>> start INPUT FOR THIS TASK

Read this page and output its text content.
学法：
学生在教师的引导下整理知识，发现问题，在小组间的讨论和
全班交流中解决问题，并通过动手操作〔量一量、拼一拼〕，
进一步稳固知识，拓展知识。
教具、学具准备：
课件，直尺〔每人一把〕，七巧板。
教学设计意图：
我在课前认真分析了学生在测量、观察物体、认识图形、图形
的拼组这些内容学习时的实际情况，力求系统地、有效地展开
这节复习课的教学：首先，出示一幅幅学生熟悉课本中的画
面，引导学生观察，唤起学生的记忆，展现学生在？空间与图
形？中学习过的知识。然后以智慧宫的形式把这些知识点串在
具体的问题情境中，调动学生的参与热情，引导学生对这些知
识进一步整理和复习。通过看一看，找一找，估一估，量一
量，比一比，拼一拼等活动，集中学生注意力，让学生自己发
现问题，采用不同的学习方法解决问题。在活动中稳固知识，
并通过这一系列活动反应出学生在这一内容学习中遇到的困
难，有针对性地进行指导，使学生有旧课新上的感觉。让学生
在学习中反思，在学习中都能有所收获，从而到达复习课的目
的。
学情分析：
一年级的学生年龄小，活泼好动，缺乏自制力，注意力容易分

>> end INPUT FOR THIS TASK

**DIRECTIVE:**
Repeat each record exactly, leaving nothing out.

**TASK OUTPUT:**
Read this page and output its text content.
学法：
学生在教师的引导下整理知识，发现问题，在小组间的讨论和
全班交流中解决问题，并通过动手操作〔量一量、拼一拼〕，
进一步稳固知识，拓展知识。
教具、学具准备：
课件，直尺〔每人一把〕，七巧板。
教学设计意图：
我在课前认真分析了学生在测量、观察物体、认识图形、图形
的拼组这些内容学习时的实际情况，力求系统地、有效地展开
这节复习课的教学：首先，出示一幅幅学生熟悉课本中的画
面，引导学生观察，唤起学生的记忆，展现学生在？空间与图
形？中学习过的知识。然后以智慧宫的形式把这些知识点串在
具体的问题情境中，调动学生的参与热情，引导学生对这些知
识进一步整理和复习。通过看一看，找一找，估一估，量一
量，比一比，拼一拼等活动，集中学生注意力，让学生自己发
现问题，采用不同的学习方法解决问题。在活动中稳固知识，
并通过这一系列活动反应出学生在这一内容学习中遇到的困
难，有针对性地进行指导，使学生有旧课新上的感觉。让学生
在学习中反思，在学习中都能有所收获，从而到达复习课的目
的。
学情分析：
一年级的学生年龄小，活泼好动，缺乏自制力，注意力容易分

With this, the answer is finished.